REQUIRED WORK
Repeat each line of the material below exactly as it appears, minus any pictures.

Saved entries
- - - - -

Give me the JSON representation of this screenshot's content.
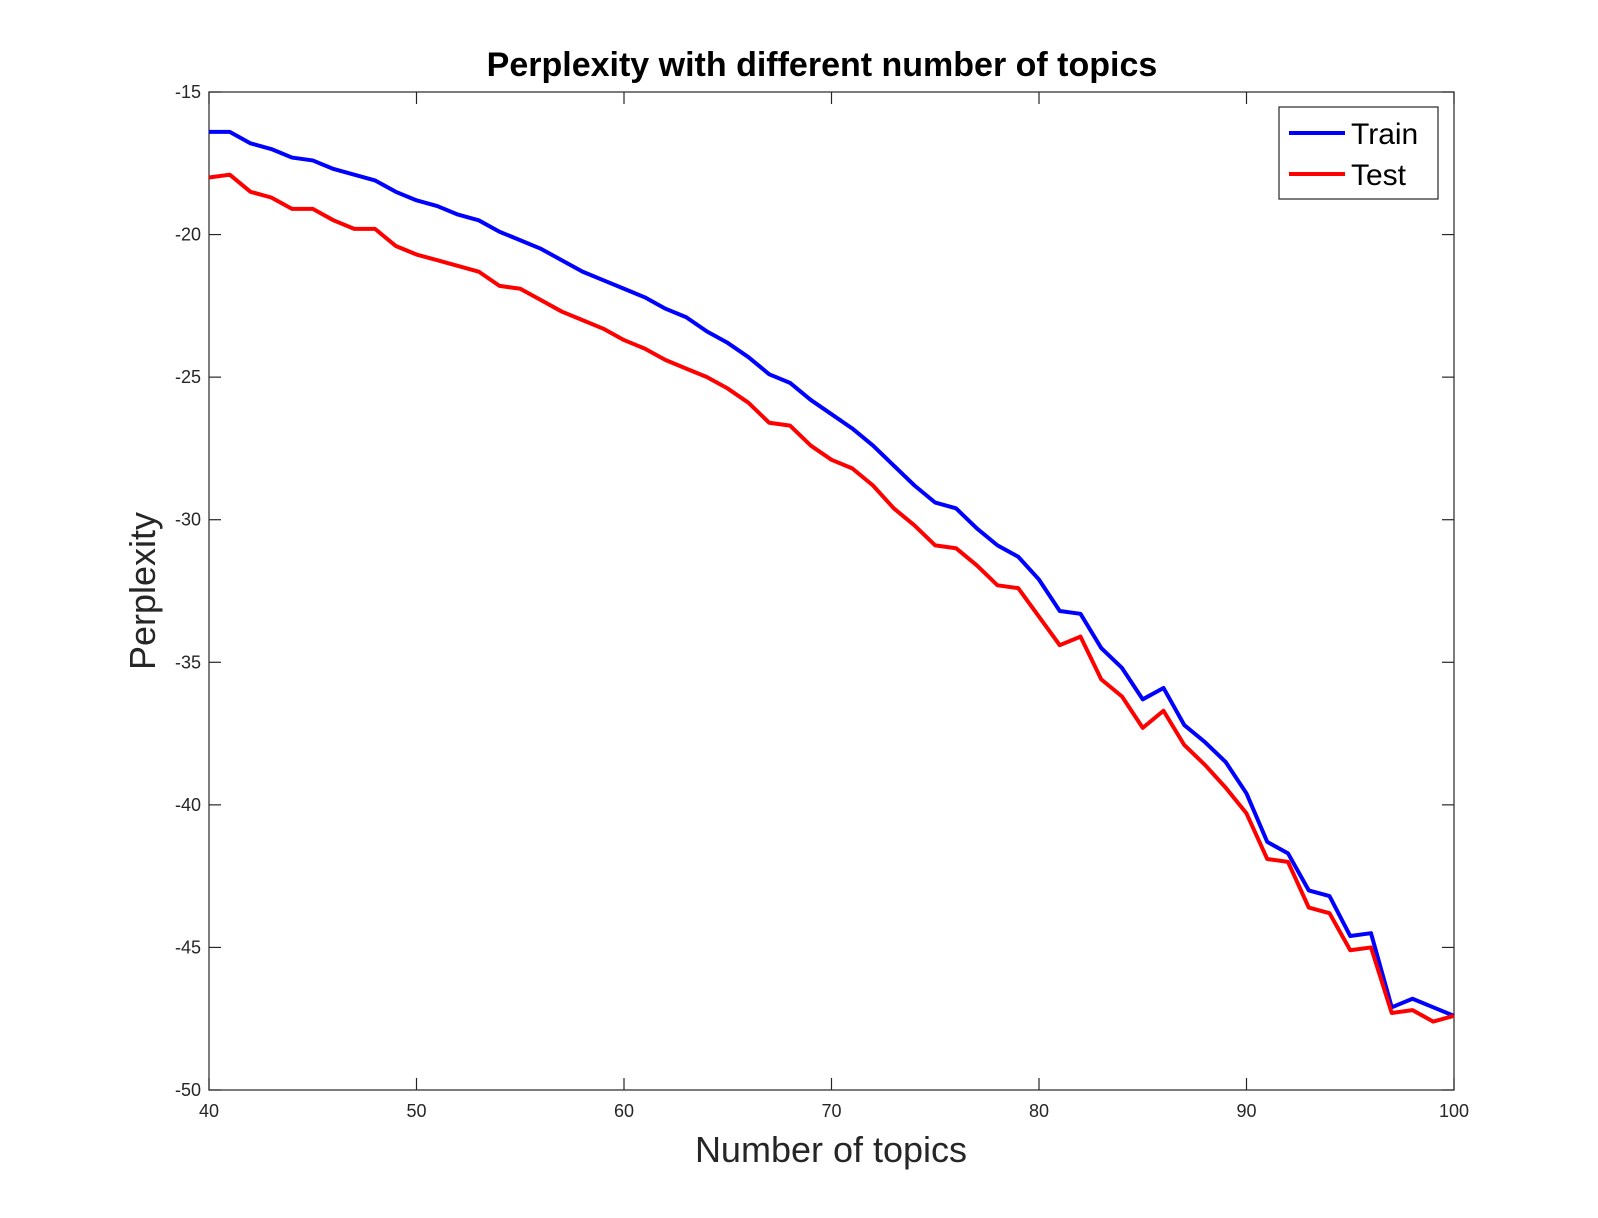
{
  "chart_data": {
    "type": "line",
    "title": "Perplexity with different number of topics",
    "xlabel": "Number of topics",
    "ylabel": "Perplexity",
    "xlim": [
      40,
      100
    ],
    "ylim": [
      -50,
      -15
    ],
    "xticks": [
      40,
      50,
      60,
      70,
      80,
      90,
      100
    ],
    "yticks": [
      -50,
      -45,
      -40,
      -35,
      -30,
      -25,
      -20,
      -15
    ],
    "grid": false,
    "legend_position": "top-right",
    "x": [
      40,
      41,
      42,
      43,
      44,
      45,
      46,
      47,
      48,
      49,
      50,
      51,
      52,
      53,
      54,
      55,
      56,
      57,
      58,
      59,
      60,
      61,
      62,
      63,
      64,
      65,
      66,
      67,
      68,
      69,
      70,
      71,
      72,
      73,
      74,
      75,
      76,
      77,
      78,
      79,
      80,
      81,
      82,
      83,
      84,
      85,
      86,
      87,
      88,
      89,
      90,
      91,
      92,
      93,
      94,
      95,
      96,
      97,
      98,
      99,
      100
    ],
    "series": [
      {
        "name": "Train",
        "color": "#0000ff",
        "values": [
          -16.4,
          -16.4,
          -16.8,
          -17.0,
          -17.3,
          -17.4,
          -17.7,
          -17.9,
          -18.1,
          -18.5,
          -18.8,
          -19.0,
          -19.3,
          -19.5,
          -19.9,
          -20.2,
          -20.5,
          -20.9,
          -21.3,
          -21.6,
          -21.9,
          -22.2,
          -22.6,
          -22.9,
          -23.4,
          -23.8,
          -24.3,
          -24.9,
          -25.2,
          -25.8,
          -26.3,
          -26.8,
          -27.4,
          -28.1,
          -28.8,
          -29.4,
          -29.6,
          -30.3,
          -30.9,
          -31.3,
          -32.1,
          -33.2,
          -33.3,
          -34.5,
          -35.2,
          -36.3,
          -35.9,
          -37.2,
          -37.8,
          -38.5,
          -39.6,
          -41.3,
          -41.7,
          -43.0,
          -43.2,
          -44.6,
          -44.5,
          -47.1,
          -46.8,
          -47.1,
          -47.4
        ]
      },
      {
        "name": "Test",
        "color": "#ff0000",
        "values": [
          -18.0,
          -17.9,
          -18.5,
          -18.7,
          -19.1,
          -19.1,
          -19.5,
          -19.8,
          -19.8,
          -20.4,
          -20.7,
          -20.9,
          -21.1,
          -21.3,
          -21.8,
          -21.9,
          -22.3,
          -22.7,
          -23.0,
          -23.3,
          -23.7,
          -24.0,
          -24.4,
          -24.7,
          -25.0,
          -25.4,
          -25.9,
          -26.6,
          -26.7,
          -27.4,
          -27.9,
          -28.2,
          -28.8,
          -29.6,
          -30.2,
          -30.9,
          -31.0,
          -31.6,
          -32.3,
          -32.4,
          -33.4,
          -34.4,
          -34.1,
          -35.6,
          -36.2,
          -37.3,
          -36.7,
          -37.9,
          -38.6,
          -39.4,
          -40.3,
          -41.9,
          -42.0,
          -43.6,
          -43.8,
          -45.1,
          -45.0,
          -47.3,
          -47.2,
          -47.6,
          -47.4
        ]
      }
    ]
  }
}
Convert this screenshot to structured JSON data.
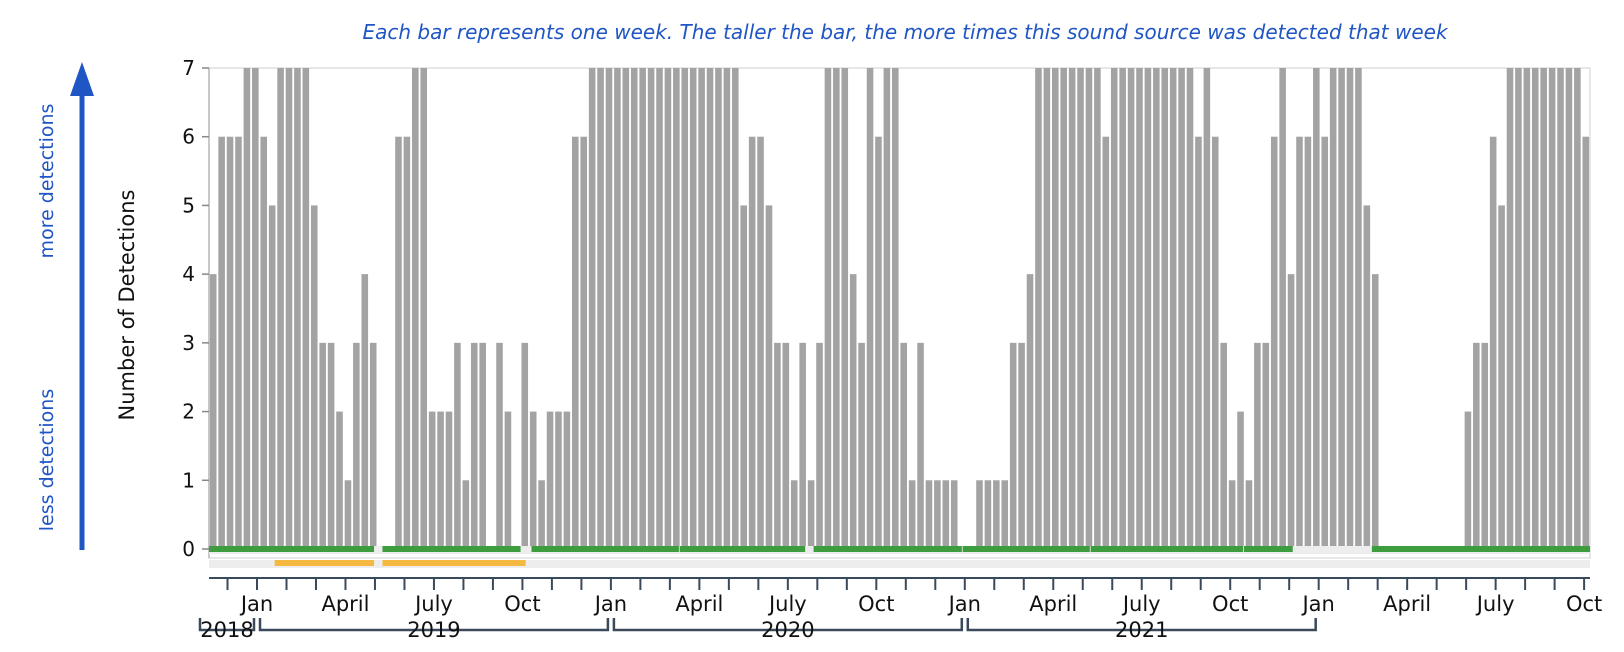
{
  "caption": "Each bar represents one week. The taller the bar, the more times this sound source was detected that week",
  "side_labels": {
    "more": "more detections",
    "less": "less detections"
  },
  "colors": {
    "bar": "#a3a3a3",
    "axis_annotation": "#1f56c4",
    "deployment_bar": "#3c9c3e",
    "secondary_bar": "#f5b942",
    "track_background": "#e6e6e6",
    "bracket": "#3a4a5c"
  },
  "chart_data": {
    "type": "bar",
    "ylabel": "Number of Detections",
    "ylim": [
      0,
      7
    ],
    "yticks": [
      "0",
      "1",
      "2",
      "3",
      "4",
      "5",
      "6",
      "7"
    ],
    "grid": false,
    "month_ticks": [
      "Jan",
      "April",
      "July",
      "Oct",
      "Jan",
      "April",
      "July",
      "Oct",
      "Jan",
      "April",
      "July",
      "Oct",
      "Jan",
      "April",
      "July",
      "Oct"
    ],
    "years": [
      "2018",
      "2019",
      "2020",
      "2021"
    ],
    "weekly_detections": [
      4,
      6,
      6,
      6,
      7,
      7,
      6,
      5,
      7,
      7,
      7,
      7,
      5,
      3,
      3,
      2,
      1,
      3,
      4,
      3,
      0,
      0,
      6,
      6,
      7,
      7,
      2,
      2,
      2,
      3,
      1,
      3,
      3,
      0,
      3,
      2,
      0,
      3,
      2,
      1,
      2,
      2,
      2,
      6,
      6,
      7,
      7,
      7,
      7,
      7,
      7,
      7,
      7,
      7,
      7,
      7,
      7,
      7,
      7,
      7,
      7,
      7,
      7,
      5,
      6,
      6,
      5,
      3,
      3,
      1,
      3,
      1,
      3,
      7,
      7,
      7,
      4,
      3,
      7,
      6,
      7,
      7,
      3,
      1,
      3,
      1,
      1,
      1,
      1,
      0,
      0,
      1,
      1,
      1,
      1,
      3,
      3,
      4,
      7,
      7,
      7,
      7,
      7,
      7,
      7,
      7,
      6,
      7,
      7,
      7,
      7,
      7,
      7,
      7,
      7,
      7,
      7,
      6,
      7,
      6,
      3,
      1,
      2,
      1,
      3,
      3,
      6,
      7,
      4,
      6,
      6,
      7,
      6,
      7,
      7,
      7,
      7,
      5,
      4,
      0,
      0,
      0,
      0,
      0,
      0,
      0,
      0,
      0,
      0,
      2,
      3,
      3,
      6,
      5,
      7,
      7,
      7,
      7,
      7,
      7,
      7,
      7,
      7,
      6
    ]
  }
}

- - - - -

RESPONSE TO THIS EXERCISE
Give me the JSON representation of this screenshot's content.
{
  "chart_data": {
    "type": "line",
    "title": "Perplexity with different number of topics",
    "xlabel": "Number of topics",
    "ylabel": "Perplexity",
    "xlim": [
      40,
      100
    ],
    "ylim": [
      -50,
      -15
    ],
    "xticks": [
      40,
      50,
      60,
      70,
      80,
      90,
      100
    ],
    "yticks": [
      -50,
      -45,
      -40,
      -35,
      -30,
      -25,
      -20,
      -15
    ],
    "grid": false,
    "legend_position": "top-right",
    "x": [
      40,
      41,
      42,
      43,
      44,
      45,
      46,
      47,
      48,
      49,
      50,
      51,
      52,
      53,
      54,
      55,
      56,
      57,
      58,
      59,
      60,
      61,
      62,
      63,
      64,
      65,
      66,
      67,
      68,
      69,
      70,
      71,
      72,
      73,
      74,
      75,
      76,
      77,
      78,
      79,
      80,
      81,
      82,
      83,
      84,
      85,
      86,
      87,
      88,
      89,
      90,
      91,
      92,
      93,
      94,
      95,
      96,
      97,
      98,
      99,
      100
    ],
    "series": [
      {
        "name": "Train",
        "color": "#0000ff",
        "values": [
          -16.4,
          -16.4,
          -16.8,
          -17.0,
          -17.3,
          -17.4,
          -17.7,
          -17.9,
          -18.1,
          -18.5,
          -18.8,
          -19.0,
          -19.3,
          -19.5,
          -19.9,
          -20.2,
          -20.5,
          -20.9,
          -21.3,
          -21.6,
          -21.9,
          -22.2,
          -22.6,
          -22.9,
          -23.4,
          -23.8,
          -24.3,
          -24.9,
          -25.2,
          -25.8,
          -26.3,
          -26.8,
          -27.4,
          -28.1,
          -28.8,
          -29.4,
          -29.6,
          -30.3,
          -30.9,
          -31.3,
          -32.1,
          -33.2,
          -33.3,
          -34.5,
          -35.2,
          -36.3,
          -35.9,
          -37.2,
          -37.8,
          -38.5,
          -39.6,
          -41.3,
          -41.7,
          -43.0,
          -43.2,
          -44.6,
          -44.5,
          -47.1,
          -46.8,
          -47.1,
          -47.4
        ]
      },
      {
        "name": "Test",
        "color": "#ff0000",
        "values": [
          -18.0,
          -17.9,
          -18.5,
          -18.7,
          -19.1,
          -19.1,
          -19.5,
          -19.8,
          -19.8,
          -20.4,
          -20.7,
          -20.9,
          -21.1,
          -21.3,
          -21.8,
          -21.9,
          -22.3,
          -22.7,
          -23.0,
          -23.3,
          -23.7,
          -24.0,
          -24.4,
          -24.7,
          -25.0,
          -25.4,
          -25.9,
          -26.6,
          -26.7,
          -27.4,
          -27.9,
          -28.2,
          -28.8,
          -29.6,
          -30.2,
          -30.9,
          -31.0,
          -31.6,
          -32.3,
          -32.4,
          -33.4,
          -34.4,
          -34.1,
          -35.6,
          -36.2,
          -37.3,
          -36.7,
          -37.9,
          -38.6,
          -39.4,
          -40.3,
          -41.9,
          -42.0,
          -43.6,
          -43.8,
          -45.1,
          -45.0,
          -47.3,
          -47.2,
          -47.6,
          -47.4
        ]
      }
    ]
  }
}
Convert this screenshot to structured JSON data.
{
  "caption": "Each bar represents one week. The taller the bar, the more times this sound source was detected that week",
  "side_labels": {
    "more": "more detections",
    "less": "less detections"
  },
  "colors": {
    "bar": "#a3a3a3",
    "axis_annotation": "#1f56c4",
    "deployment_bar": "#3c9c3e",
    "secondary_bar": "#f5b942",
    "track_background": "#e6e6e6",
    "bracket": "#3a4a5c"
  },
  "chart_data": {
    "type": "bar",
    "ylabel": "Number of Detections",
    "ylim": [
      0,
      7
    ],
    "yticks": [
      "0",
      "1",
      "2",
      "3",
      "4",
      "5",
      "6",
      "7"
    ],
    "grid": false,
    "month_ticks": [
      "Jan",
      "April",
      "July",
      "Oct",
      "Jan",
      "April",
      "July",
      "Oct",
      "Jan",
      "April",
      "July",
      "Oct",
      "Jan",
      "April",
      "July",
      "Oct"
    ],
    "years": [
      "2018",
      "2019",
      "2020",
      "2021"
    ],
    "weekly_detections": [
      4,
      6,
      6,
      6,
      7,
      7,
      6,
      5,
      7,
      7,
      7,
      7,
      5,
      3,
      3,
      2,
      1,
      3,
      4,
      3,
      0,
      0,
      6,
      6,
      7,
      7,
      2,
      2,
      2,
      3,
      1,
      3,
      3,
      0,
      3,
      2,
      0,
      3,
      2,
      1,
      2,
      2,
      2,
      6,
      6,
      7,
      7,
      7,
      7,
      7,
      7,
      7,
      7,
      7,
      7,
      7,
      7,
      7,
      7,
      7,
      7,
      7,
      7,
      5,
      6,
      6,
      5,
      3,
      3,
      1,
      3,
      1,
      3,
      7,
      7,
      7,
      4,
      3,
      7,
      6,
      7,
      7,
      3,
      1,
      3,
      1,
      1,
      1,
      1,
      0,
      0,
      1,
      1,
      1,
      1,
      3,
      3,
      4,
      7,
      7,
      7,
      7,
      7,
      7,
      7,
      7,
      6,
      7,
      7,
      7,
      7,
      7,
      7,
      7,
      7,
      7,
      7,
      6,
      7,
      6,
      3,
      1,
      2,
      1,
      3,
      3,
      6,
      7,
      4,
      6,
      6,
      7,
      6,
      7,
      7,
      7,
      7,
      5,
      4,
      0,
      0,
      0,
      0,
      0,
      0,
      0,
      0,
      0,
      0,
      2,
      3,
      3,
      6,
      5,
      7,
      7,
      7,
      7,
      7,
      7,
      7,
      7,
      7,
      6
    ]
  }
}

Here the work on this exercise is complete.